**WORK TO COMPLETE:**
Quote the entries in full, character for character, without their images.
** START EXERCISE MATERIALS **
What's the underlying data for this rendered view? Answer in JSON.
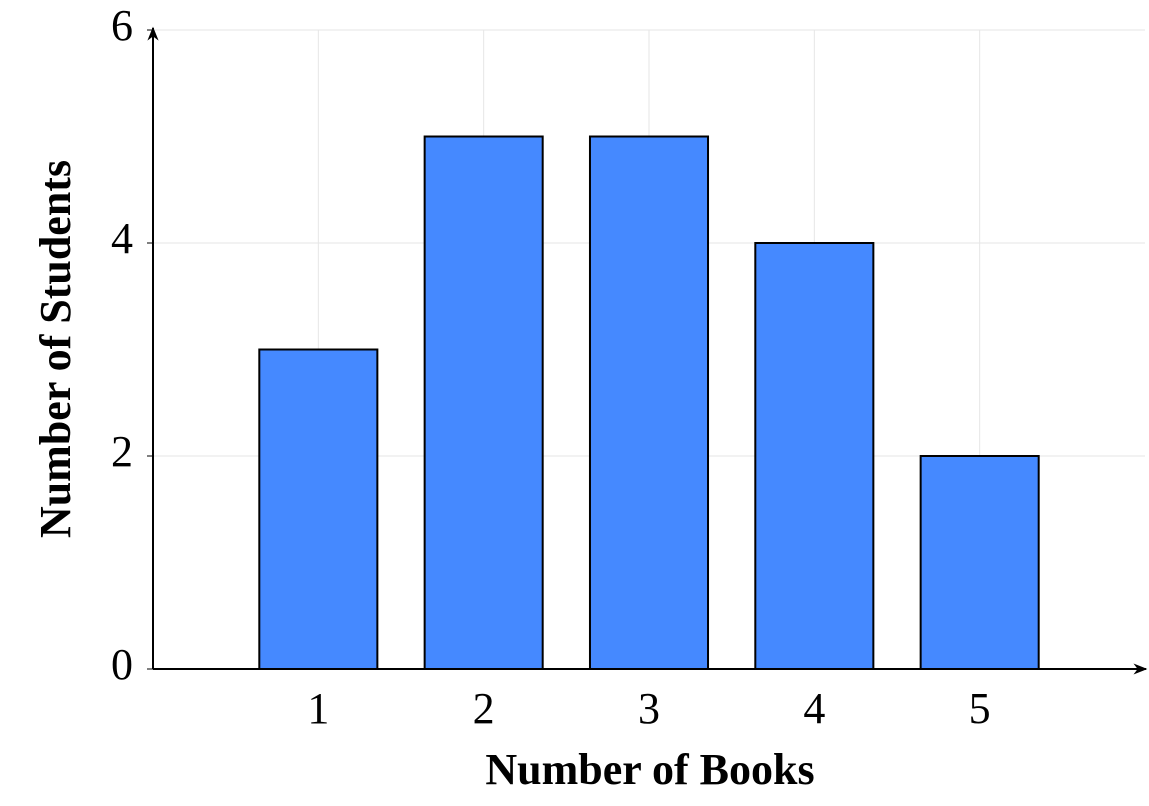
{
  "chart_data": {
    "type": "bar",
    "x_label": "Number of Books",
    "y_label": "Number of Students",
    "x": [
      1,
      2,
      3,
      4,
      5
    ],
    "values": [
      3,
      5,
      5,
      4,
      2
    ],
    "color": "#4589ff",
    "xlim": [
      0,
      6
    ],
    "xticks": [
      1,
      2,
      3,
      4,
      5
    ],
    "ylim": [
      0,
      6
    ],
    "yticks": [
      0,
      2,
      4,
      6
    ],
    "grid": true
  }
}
** END EXERCISE MATERIALS **
**WRITTEN ANSWER:**
What's the underlying data for this rendered view? Answer in JSON.
{
  "chart_data": {
    "type": "bar",
    "x_label": "Number of Books",
    "y_label": "Number of Students",
    "x": [
      1,
      2,
      3,
      4,
      5
    ],
    "values": [
      3,
      5,
      5,
      4,
      2
    ],
    "color": "#4589ff",
    "xlim": [
      0,
      6
    ],
    "xticks": [
      1,
      2,
      3,
      4,
      5
    ],
    "ylim": [
      0,
      6
    ],
    "yticks": [
      0,
      2,
      4,
      6
    ],
    "grid": true
  }
}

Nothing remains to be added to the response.